------ INFORMATION SHOWN

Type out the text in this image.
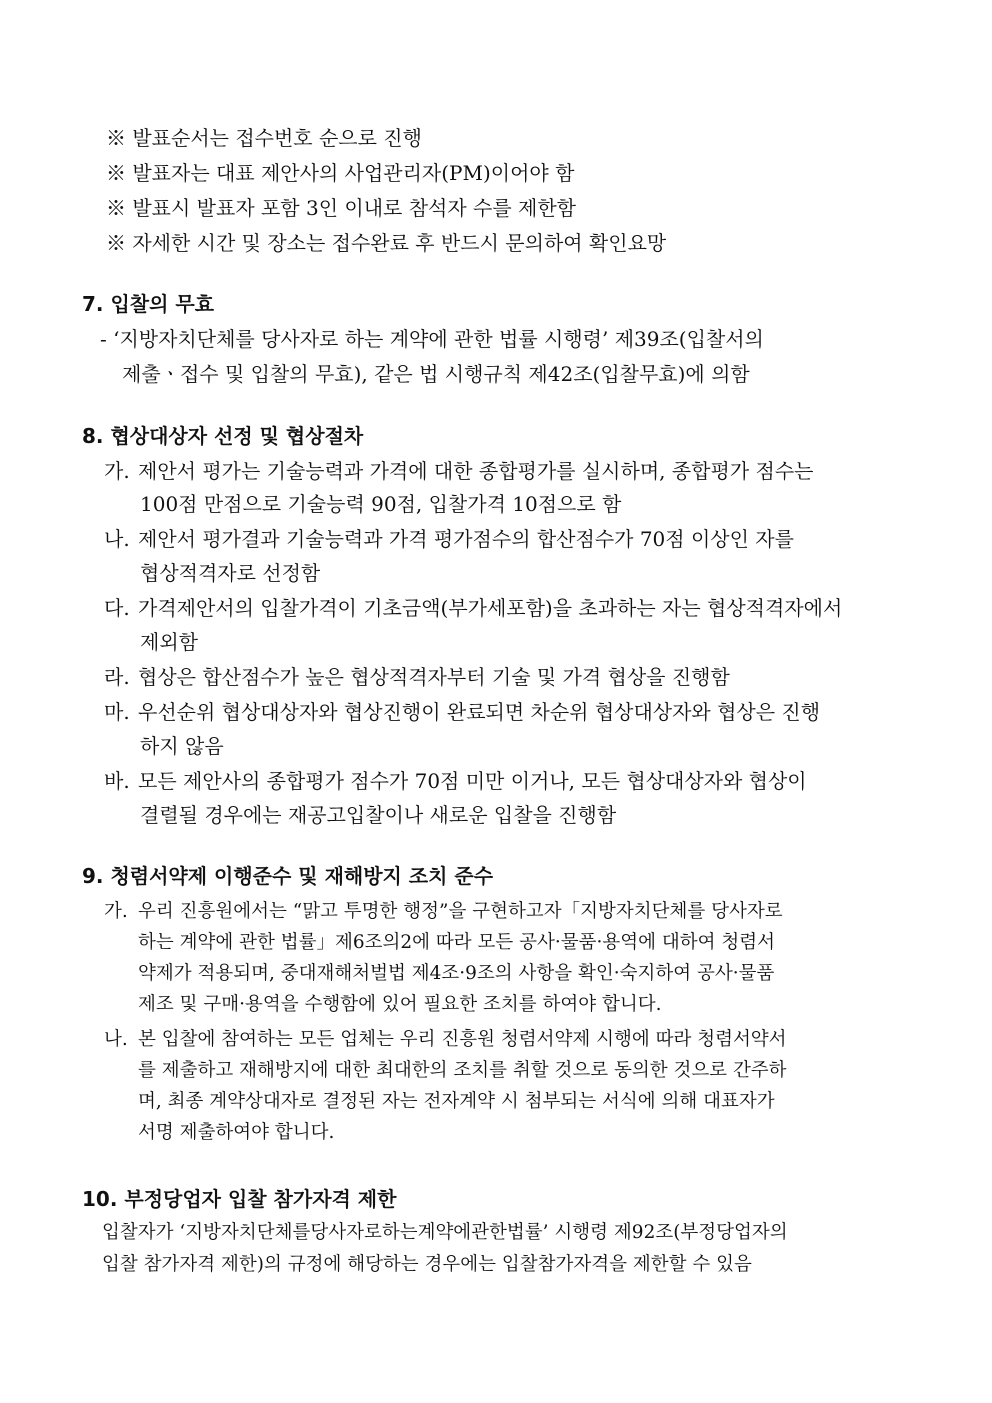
※ 발표순서는 접수번호 순으로 진행
※ 발표자는 대표 제안사의 사업관리자(PM)이어야 함
※ 발표시 발표자 포함 3인 이내로 참석자 수를 제한함
※ 자세한 시간 및 장소는 접수완료 후 반드시 문의하여 확인요망
7. 입찰의 무효
- ‘지방자치단체를 당사자로 하는 계약에 관한 법률 시행령’ 제39조(입찰서의
제출ㆍ접수 및 입찰의 무효), 같은 법 시행규칙 제42조(입찰무효)에 의함
8. 협상대상자 선정 및 협상절차
가. 제안서 평가는 기술능력과 가격에 대한 종합평가를 실시하며, 종합평가 점수는
100점 만점으로 기술능력 90점, 입찰가격 10점으로 함
나. 제안서 평가결과 기술능력과 가격 평가점수의 합산점수가 70점 이상인 자를
협상적격자로 선정함
다. 가격제안서의 입찰가격이 기초금액(부가세포함)을 초과하는 자는 협상적격자에서
제외함
라. 협상은 합산점수가 높은 협상적격자부터 기술 및 가격 협상을 진행함
마. 우선순위 협상대상자와 협상진행이 완료되면 차순위 협상대상자와 협상은 진행
하지 않음
바. 모든 제안사의 종합평가 점수가 70점 미만 이거나, 모든 협상대상자와 협상이
결렬될 경우에는 재공고입찰이나 새로운 입찰을 진행함
9. 청렴서약제 이행준수 및 재해방지 조치 준수
가. 우리 진흥원에서는 “맑고 투명한 행정”을 구현하고자「지방자치단체를 당사자로
하는 계약에 관한 법률」제6조의2에 따라 모든 공사·물품·용역에 대하여 청렴서
약제가 적용되며, 중대재해처벌법 제4조·9조의 사항을 확인·숙지하여 공사·물품
제조 및 구매·용역을 수행함에 있어 필요한 조치를 하여야 합니다.
나. 본 입찰에 참여하는 모든 업체는 우리 진흥원 청렴서약제 시행에 따라 청렴서약서
를 제출하고 재해방지에 대한 최대한의 조치를 취할 것으로 동의한 것으로 간주하
며, 최종 계약상대자로 결정된 자는 전자계약 시 첨부되는 서식에 의해 대표자가
서명 제출하여야 합니다.
10. 부정당업자 입찰 참가자격 제한
입찰자가 ‘지방자치단체를당사자로하는계약에관한법률’ 시행령 제92조(부정당업자의
입찰 참가자격 제한)의 규정에 해당하는 경우에는 입찰참가자격을 제한할 수 있음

------------

• GOAL
Copy all the entries word for word. Omit any pictures.

• EXERCISE OUTPUT
Type out the text in this image.
※ 발표순서는 접수번호 순으로 진행
※ 발표자는 대표 제안사의 사업관리자(PM)이어야 함
※ 발표시 발표자 포함 3인 이내로 참석자 수를 제한함
※ 자세한 시간 및 장소는 접수완료 후 반드시 문의하여 확인요망
7. 입찰의 무효
- ‘지방자치단체를 당사자로 하는 계약에 관한 법률 시행령’ 제39조(입찰서의
제출ㆍ접수 및 입찰의 무효), 같은 법 시행규칙 제42조(입찰무효)에 의함
8. 협상대상자 선정 및 협상절차
가. 제안서 평가는 기술능력과 가격에 대한 종합평가를 실시하며, 종합평가 점수는
100점 만점으로 기술능력 90점, 입찰가격 10점으로 함
나. 제안서 평가결과 기술능력과 가격 평가점수의 합산점수가 70점 이상인 자를
협상적격자로 선정함
다. 가격제안서의 입찰가격이 기초금액(부가세포함)을 초과하는 자는 협상적격자에서
제외함
라. 협상은 합산점수가 높은 협상적격자부터 기술 및 가격 협상을 진행함
마. 우선순위 협상대상자와 협상진행이 완료되면 차순위 협상대상자와 협상은 진행
하지 않음
바. 모든 제안사의 종합평가 점수가 70점 미만 이거나, 모든 협상대상자와 협상이
결렬될 경우에는 재공고입찰이나 새로운 입찰을 진행함
9. 청렴서약제 이행준수 및 재해방지 조치 준수
가. 우리 진흥원에서는 “맑고 투명한 행정”을 구현하고자「지방자치단체를 당사자로
하는 계약에 관한 법률」제6조의2에 따라 모든 공사·물품·용역에 대하여 청렴서
약제가 적용되며, 중대재해처벌법 제4조·9조의 사항을 확인·숙지하여 공사·물품
제조 및 구매·용역을 수행함에 있어 필요한 조치를 하여야 합니다.
나. 본 입찰에 참여하는 모든 업체는 우리 진흥원 청렴서약제 시행에 따라 청렴서약서
를 제출하고 재해방지에 대한 최대한의 조치를 취할 것으로 동의한 것으로 간주하
며, 최종 계약상대자로 결정된 자는 전자계약 시 첨부되는 서식에 의해 대표자가
서명 제출하여야 합니다.
10. 부정당업자 입찰 참가자격 제한
입찰자가 ‘지방자치단체를당사자로하는계약에관한법률’ 시행령 제92조(부정당업자의
입찰 참가자격 제한)의 규정에 해당하는 경우에는 입찰참가자격을 제한할 수 있음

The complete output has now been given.